■ STATED PROBLEM ■
Repeat, without any change, the entries presented below.
[BEGIN RECORDS]
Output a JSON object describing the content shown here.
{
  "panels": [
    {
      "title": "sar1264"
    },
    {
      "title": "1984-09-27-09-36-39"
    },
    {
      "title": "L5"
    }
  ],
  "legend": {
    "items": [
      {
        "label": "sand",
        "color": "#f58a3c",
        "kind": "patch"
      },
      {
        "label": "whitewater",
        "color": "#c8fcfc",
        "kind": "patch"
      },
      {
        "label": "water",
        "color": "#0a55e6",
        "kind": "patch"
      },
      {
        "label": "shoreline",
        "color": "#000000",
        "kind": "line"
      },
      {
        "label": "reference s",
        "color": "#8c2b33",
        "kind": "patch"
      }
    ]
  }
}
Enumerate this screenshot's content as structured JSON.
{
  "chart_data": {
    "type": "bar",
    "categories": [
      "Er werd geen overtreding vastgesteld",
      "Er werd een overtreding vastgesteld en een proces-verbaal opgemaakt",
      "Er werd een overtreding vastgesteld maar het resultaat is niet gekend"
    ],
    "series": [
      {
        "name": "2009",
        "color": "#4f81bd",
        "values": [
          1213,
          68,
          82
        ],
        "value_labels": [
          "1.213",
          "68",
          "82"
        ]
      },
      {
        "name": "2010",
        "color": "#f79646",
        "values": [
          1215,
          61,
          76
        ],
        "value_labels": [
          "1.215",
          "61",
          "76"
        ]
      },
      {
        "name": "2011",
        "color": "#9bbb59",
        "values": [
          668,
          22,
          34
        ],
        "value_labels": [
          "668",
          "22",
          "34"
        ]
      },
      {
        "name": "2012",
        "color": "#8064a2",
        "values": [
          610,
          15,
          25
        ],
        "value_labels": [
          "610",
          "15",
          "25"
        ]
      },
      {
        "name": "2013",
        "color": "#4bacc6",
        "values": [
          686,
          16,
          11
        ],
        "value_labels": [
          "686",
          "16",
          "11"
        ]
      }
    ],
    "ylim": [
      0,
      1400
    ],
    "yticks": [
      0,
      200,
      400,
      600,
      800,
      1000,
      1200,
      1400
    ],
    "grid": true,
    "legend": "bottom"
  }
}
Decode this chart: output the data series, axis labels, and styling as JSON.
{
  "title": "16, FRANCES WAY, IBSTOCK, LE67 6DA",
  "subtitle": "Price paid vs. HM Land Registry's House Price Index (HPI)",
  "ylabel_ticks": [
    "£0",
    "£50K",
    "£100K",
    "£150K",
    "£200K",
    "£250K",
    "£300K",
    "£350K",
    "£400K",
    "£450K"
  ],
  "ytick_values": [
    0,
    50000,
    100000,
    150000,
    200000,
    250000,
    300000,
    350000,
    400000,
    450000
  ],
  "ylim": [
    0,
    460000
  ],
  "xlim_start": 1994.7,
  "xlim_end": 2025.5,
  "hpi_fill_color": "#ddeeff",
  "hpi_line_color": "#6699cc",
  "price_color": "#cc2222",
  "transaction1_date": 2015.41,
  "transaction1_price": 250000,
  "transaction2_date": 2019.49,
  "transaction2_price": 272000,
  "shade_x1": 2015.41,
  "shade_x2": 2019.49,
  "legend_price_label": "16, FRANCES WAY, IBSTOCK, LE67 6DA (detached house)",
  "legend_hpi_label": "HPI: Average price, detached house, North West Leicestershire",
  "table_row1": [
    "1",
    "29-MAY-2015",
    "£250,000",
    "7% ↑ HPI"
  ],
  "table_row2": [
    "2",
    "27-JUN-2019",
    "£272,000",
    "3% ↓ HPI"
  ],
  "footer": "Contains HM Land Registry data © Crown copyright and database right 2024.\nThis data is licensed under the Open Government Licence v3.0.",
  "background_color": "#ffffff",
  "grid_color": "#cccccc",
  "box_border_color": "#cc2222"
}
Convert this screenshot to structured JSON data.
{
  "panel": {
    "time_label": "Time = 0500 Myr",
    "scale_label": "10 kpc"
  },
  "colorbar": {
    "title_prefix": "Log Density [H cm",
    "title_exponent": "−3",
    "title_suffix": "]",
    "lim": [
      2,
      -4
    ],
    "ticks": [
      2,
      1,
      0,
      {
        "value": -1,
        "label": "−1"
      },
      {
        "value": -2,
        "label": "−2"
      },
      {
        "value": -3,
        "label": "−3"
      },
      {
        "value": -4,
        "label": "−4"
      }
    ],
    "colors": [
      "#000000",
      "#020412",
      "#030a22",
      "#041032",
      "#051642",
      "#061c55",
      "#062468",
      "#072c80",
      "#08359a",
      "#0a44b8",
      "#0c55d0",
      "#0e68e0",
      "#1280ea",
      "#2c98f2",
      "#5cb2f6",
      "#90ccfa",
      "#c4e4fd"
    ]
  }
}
[END RECORDS]
■ FINISHED TASK ■
Output a JSON object describing the content shown here.
{
  "panels": [
    {
      "title": "sar1264"
    },
    {
      "title": "1984-09-27-09-36-39"
    },
    {
      "title": "L5"
    }
  ],
  "legend": {
    "items": [
      {
        "label": "sand",
        "color": "#f58a3c",
        "kind": "patch"
      },
      {
        "label": "whitewater",
        "color": "#c8fcfc",
        "kind": "patch"
      },
      {
        "label": "water",
        "color": "#0a55e6",
        "kind": "patch"
      },
      {
        "label": "shoreline",
        "color": "#000000",
        "kind": "line"
      },
      {
        "label": "reference s",
        "color": "#8c2b33",
        "kind": "patch"
      }
    ]
  }
}
Enumerate this screenshot's content as structured JSON.
{
  "chart_data": {
    "type": "bar",
    "categories": [
      "Er werd geen overtreding vastgesteld",
      "Er werd een overtreding vastgesteld en een proces-verbaal opgemaakt",
      "Er werd een overtreding vastgesteld maar het resultaat is niet gekend"
    ],
    "series": [
      {
        "name": "2009",
        "color": "#4f81bd",
        "values": [
          1213,
          68,
          82
        ],
        "value_labels": [
          "1.213",
          "68",
          "82"
        ]
      },
      {
        "name": "2010",
        "color": "#f79646",
        "values": [
          1215,
          61,
          76
        ],
        "value_labels": [
          "1.215",
          "61",
          "76"
        ]
      },
      {
        "name": "2011",
        "color": "#9bbb59",
        "values": [
          668,
          22,
          34
        ],
        "value_labels": [
          "668",
          "22",
          "34"
        ]
      },
      {
        "name": "2012",
        "color": "#8064a2",
        "values": [
          610,
          15,
          25
        ],
        "value_labels": [
          "610",
          "15",
          "25"
        ]
      },
      {
        "name": "2013",
        "color": "#4bacc6",
        "values": [
          686,
          16,
          11
        ],
        "value_labels": [
          "686",
          "16",
          "11"
        ]
      }
    ],
    "ylim": [
      0,
      1400
    ],
    "yticks": [
      0,
      200,
      400,
      600,
      800,
      1000,
      1200,
      1400
    ],
    "grid": true,
    "legend": "bottom"
  }
}
Decode this chart: output the data series, axis labels, and styling as JSON.
{
  "title": "16, FRANCES WAY, IBSTOCK, LE67 6DA",
  "subtitle": "Price paid vs. HM Land Registry's House Price Index (HPI)",
  "ylabel_ticks": [
    "£0",
    "£50K",
    "£100K",
    "£150K",
    "£200K",
    "£250K",
    "£300K",
    "£350K",
    "£400K",
    "£450K"
  ],
  "ytick_values": [
    0,
    50000,
    100000,
    150000,
    200000,
    250000,
    300000,
    350000,
    400000,
    450000
  ],
  "ylim": [
    0,
    460000
  ],
  "xlim_start": 1994.7,
  "xlim_end": 2025.5,
  "hpi_fill_color": "#ddeeff",
  "hpi_line_color": "#6699cc",
  "price_color": "#cc2222",
  "transaction1_date": 2015.41,
  "transaction1_price": 250000,
  "transaction2_date": 2019.49,
  "transaction2_price": 272000,
  "shade_x1": 2015.41,
  "shade_x2": 2019.49,
  "legend_price_label": "16, FRANCES WAY, IBSTOCK, LE67 6DA (detached house)",
  "legend_hpi_label": "HPI: Average price, detached house, North West Leicestershire",
  "table_row1": [
    "1",
    "29-MAY-2015",
    "£250,000",
    "7% ↑ HPI"
  ],
  "table_row2": [
    "2",
    "27-JUN-2019",
    "£272,000",
    "3% ↓ HPI"
  ],
  "footer": "Contains HM Land Registry data © Crown copyright and database right 2024.\nThis data is licensed under the Open Government Licence v3.0.",
  "background_color": "#ffffff",
  "grid_color": "#cccccc",
  "box_border_color": "#cc2222"
}
Convert this screenshot to structured JSON data.
{
  "panel": {
    "time_label": "Time = 0500 Myr",
    "scale_label": "10 kpc"
  },
  "colorbar": {
    "title_prefix": "Log Density [H cm",
    "title_exponent": "−3",
    "title_suffix": "]",
    "lim": [
      2,
      -4
    ],
    "ticks": [
      2,
      1,
      0,
      {
        "value": -1,
        "label": "−1"
      },
      {
        "value": -2,
        "label": "−2"
      },
      {
        "value": -3,
        "label": "−3"
      },
      {
        "value": -4,
        "label": "−4"
      }
    ],
    "colors": [
      "#000000",
      "#020412",
      "#030a22",
      "#041032",
      "#051642",
      "#061c55",
      "#062468",
      "#072c80",
      "#08359a",
      "#0a44b8",
      "#0c55d0",
      "#0e68e0",
      "#1280ea",
      "#2c98f2",
      "#5cb2f6",
      "#90ccfa",
      "#c4e4fd"
    ]
  }
}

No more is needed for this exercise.